Bloco de texto
════════
Projeto proíbe uso de linguagem neutra nas escolas de Porto Alegre

Proposta quer vetar uso de expressões como "todes" ou "alunes" nas escolas

Proposta quer vetar uso de expressões como "todes" ou "alunes" nas escolas


FREDERICK FLORIN/AFP/JC
O debate sobre o uso da linguagem neutra nas escolas da rede municipal está na esfera legislativa em Porto Alegre. A tramitação do Projeto de Lei (PL) n° 077/21, que aguarda parecer da Procuradoria da casa, quer a garantia legal da proibição da utilização de expressões como "bem-vindes" ou "todes" pelos professores.
O debate sobre o uso da linguagem neutra nas escolas da rede municipal está na esfera legislativa em Porto Alegre. A tramitação do Projeto de Lei (PL) n° 077/21, que aguarda parecer da Procuradoria da casa, quer a garantia legal da proibição da utilização de expressões como "bem-vindes" ou "todes" pelos professores.
════════
Requisitos
1. De quem o Projeto de Lei sobre linguagem neutra nas escolas de Porto Alegre aguarda parecer, segundo o texto?
2. Dê prosseguimento ao texto sobre a linguagem neutra nas escolas de Porto Alegre a partir do ponto em que ele termina.

[Registros de layout]
════════
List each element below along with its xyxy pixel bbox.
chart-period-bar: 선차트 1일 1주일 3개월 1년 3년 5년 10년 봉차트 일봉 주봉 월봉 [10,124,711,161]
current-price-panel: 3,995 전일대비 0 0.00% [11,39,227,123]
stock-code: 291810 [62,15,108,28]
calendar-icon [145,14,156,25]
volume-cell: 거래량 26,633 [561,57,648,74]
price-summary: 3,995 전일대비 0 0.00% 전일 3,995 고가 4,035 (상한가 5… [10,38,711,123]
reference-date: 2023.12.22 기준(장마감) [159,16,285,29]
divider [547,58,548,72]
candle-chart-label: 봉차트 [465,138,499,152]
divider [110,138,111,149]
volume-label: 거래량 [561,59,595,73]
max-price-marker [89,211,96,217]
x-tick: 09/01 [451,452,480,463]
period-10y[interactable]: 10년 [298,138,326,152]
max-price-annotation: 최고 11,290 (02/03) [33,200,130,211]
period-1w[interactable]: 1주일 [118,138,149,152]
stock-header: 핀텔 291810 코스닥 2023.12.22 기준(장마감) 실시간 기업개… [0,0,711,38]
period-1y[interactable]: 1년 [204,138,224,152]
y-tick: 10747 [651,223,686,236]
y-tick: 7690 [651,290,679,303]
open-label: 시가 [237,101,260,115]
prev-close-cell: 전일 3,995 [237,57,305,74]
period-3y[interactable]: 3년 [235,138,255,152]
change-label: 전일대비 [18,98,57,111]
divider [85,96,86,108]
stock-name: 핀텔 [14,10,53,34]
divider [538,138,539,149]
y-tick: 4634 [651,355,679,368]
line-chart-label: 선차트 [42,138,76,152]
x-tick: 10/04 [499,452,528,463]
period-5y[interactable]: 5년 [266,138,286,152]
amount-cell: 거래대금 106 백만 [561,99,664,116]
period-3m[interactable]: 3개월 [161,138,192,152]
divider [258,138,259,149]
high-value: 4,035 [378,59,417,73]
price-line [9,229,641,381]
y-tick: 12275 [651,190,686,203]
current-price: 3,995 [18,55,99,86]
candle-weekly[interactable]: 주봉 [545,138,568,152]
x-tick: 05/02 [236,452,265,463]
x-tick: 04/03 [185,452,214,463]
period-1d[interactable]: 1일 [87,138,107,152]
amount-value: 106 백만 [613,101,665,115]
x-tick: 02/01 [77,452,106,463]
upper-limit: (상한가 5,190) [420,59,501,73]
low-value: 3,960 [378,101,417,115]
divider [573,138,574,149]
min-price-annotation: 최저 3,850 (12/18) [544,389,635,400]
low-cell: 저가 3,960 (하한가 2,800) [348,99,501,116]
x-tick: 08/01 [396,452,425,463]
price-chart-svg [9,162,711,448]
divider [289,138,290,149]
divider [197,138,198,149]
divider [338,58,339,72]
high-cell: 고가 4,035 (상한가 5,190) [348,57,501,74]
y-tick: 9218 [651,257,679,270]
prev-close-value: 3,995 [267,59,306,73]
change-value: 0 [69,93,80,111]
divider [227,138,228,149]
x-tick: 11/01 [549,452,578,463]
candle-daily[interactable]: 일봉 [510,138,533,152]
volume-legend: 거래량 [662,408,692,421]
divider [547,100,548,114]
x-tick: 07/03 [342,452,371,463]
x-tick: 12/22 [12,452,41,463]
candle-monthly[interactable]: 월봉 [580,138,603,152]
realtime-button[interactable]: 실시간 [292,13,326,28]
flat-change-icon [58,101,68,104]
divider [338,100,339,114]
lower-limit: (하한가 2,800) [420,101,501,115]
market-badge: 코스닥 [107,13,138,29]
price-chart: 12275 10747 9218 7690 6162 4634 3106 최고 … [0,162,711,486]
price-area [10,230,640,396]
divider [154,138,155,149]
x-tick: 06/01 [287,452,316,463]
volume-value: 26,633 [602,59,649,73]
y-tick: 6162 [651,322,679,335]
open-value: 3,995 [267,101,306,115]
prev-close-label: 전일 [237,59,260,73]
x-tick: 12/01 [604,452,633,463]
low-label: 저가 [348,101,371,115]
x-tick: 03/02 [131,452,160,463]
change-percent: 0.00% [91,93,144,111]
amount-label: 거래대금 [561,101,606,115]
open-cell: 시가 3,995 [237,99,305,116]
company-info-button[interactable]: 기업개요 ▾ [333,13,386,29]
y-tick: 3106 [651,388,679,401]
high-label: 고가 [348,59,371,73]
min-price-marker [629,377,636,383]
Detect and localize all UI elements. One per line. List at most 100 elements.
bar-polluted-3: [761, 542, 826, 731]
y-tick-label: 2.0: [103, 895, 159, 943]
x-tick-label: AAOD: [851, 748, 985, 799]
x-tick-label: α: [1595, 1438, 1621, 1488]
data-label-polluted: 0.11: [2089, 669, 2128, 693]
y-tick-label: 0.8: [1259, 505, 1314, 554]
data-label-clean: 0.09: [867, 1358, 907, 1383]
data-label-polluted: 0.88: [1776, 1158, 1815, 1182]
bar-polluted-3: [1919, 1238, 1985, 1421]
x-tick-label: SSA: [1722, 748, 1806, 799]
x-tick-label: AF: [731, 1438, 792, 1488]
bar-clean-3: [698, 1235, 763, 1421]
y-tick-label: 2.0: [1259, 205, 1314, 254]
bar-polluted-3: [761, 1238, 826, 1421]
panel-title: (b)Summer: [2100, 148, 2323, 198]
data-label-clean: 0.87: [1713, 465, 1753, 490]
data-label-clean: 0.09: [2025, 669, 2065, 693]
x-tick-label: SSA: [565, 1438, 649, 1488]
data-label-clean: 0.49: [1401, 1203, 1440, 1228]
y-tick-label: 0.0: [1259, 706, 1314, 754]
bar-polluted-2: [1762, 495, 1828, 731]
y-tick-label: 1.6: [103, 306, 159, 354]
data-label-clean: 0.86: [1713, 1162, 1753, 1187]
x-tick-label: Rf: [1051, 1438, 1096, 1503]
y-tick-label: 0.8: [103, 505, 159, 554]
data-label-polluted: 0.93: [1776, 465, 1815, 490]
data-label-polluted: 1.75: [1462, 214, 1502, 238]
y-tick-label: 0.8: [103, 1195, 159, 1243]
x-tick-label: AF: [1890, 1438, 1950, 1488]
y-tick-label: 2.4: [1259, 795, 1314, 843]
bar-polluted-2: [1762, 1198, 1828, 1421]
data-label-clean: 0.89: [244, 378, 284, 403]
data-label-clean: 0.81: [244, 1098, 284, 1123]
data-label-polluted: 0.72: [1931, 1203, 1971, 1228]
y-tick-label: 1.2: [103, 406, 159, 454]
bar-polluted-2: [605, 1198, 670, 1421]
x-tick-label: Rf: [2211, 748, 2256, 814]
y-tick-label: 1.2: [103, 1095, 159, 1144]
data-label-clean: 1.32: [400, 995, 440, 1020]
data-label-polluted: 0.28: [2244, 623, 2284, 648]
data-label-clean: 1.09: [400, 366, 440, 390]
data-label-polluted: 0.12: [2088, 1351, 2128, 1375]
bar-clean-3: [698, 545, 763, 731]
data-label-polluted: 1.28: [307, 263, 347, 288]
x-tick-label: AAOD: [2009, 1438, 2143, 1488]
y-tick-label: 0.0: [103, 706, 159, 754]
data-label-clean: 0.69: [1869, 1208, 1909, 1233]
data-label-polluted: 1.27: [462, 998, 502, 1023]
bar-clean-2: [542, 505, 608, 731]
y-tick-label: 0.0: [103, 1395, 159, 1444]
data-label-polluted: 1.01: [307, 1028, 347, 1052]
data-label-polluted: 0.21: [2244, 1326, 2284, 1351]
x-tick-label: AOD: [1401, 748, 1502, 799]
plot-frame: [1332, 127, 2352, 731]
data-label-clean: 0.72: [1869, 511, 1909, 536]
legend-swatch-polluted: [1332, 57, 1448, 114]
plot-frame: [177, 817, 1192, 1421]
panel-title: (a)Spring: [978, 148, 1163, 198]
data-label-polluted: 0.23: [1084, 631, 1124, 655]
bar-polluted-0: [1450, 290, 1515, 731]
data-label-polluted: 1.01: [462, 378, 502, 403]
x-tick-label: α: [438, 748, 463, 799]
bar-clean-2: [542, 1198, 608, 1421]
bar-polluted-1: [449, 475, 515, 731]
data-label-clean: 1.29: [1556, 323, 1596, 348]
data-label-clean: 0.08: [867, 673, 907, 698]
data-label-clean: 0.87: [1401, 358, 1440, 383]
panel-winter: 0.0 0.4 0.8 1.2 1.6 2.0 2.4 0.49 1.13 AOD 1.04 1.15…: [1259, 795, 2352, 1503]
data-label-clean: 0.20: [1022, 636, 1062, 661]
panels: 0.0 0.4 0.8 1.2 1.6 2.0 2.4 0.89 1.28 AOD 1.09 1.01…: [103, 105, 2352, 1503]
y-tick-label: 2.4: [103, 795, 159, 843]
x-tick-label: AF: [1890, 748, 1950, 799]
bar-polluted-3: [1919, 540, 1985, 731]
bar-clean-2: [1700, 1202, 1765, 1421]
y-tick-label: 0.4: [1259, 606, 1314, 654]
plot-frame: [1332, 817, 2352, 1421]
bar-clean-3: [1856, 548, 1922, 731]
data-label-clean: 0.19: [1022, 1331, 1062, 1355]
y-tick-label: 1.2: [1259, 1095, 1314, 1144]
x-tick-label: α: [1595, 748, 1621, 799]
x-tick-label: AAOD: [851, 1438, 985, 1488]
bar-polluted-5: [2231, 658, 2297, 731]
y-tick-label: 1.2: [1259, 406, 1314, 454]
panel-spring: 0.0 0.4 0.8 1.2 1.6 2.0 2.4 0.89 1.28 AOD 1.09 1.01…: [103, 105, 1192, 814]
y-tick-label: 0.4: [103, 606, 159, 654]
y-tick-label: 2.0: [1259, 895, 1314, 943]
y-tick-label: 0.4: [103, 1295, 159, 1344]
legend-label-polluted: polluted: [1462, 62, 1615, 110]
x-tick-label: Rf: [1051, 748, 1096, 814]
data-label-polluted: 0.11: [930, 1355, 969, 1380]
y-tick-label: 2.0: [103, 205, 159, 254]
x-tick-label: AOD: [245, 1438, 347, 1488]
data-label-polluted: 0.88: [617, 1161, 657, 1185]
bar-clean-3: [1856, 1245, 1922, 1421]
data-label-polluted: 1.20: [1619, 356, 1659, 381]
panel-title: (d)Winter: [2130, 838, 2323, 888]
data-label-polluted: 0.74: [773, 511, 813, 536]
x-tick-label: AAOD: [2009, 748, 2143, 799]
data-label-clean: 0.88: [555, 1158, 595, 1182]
════════
As respostas
1. Da Procuradoria da casa.

2.
A vereadora Fernanda Barth (PRTB), autora do projeto, conta que houve a necessidade de legislar sobre o assunto depois de diversas reclamações: "Vimos vários pais procurarem a Câmara indignados com o uso dessas palavras em trabalhos escolares e na comunicação dos professores dos seus filhos".
A justificativa no texto do PL é "a garantia do direito ao aprendizado de acordo com as normas e orientações legais da língua portuguesa dentro do ensino municipal"; e tem como coautores, os vereadores Alexandre Bobadra (PSL), Comandante Nádia (DEM), Hamilton Sossmeier (PTB), Jessé Sangalli (Cidadania) e Ramiro Rosário (PSDB).
A criação, disseminada principalmente via internet, de variações para os pronomes ou substantivos, com a substituição de uma vogal "a" ou "o" pela a letra "e", no caso de "todes" - por exemplo-, representa a busca da neutralidade de linguagem a partir de movimentos sociais que fomentam a inclusão de pessoas que não se identificam nem com o sexo feminino e nem com o sexo masculino, representadas pela comunidade LGBTQI .
Há também, o questionamento sobre o porquê do uso de palavras masculinas para descrever coletivos, como "todos os alunos" no caso de um grupo misto, gerando uma suposta supremacia do sexo masculino ao feminino por herança histórica, debatida por esses movimentos.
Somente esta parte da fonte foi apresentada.